* **Data shown**

--

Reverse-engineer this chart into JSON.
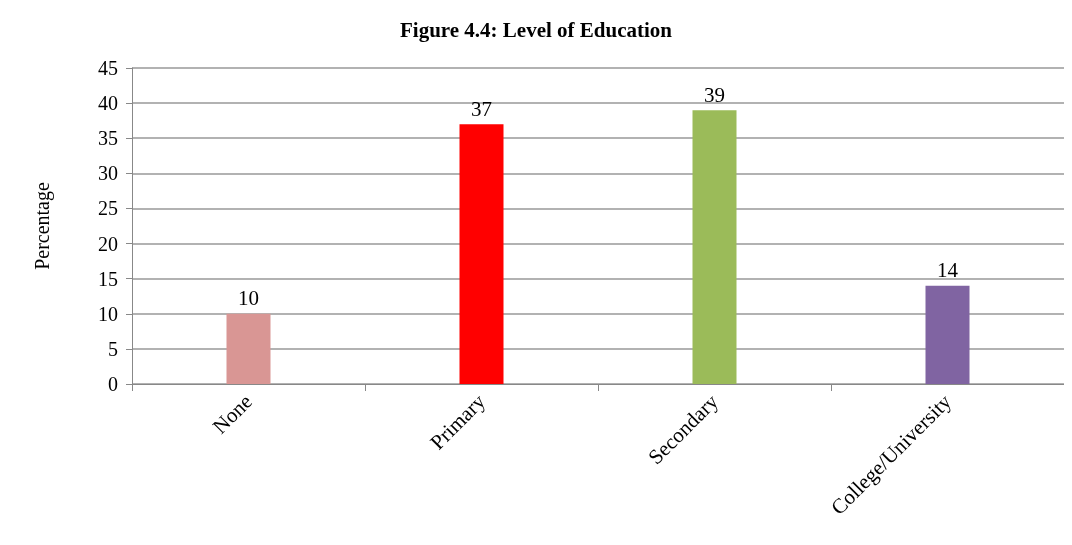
{
  "chart_data": {
    "type": "bar",
    "title": "Figure 4.4: Level of Education",
    "ylabel": "Percentage",
    "categories": [
      "None",
      "Primary",
      "Secondary",
      "College/University"
    ],
    "values": [
      10,
      37,
      39,
      14
    ],
    "colors": [
      "#d99694",
      "#ff0000",
      "#9bbb59",
      "#8064a2"
    ],
    "ylim": [
      0,
      45
    ],
    "yticks": [
      0,
      5,
      10,
      15,
      20,
      25,
      30,
      35,
      40,
      45
    ],
    "grid": "y",
    "data_labels": true
  }
}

--

* **Given problem**
Output the data exactly. Pictures don't belong in the result.

* **Final result**
Reverse-engineer this chart into JSON.
{
  "chart_data": {
    "type": "bar",
    "title": "Figure 4.4: Level of Education",
    "ylabel": "Percentage",
    "categories": [
      "None",
      "Primary",
      "Secondary",
      "College/University"
    ],
    "values": [
      10,
      37,
      39,
      14
    ],
    "colors": [
      "#d99694",
      "#ff0000",
      "#9bbb59",
      "#8064a2"
    ],
    "ylim": [
      0,
      45
    ],
    "yticks": [
      0,
      5,
      10,
      15,
      20,
      25,
      30,
      35,
      40,
      45
    ],
    "grid": "y",
    "data_labels": true
  }
}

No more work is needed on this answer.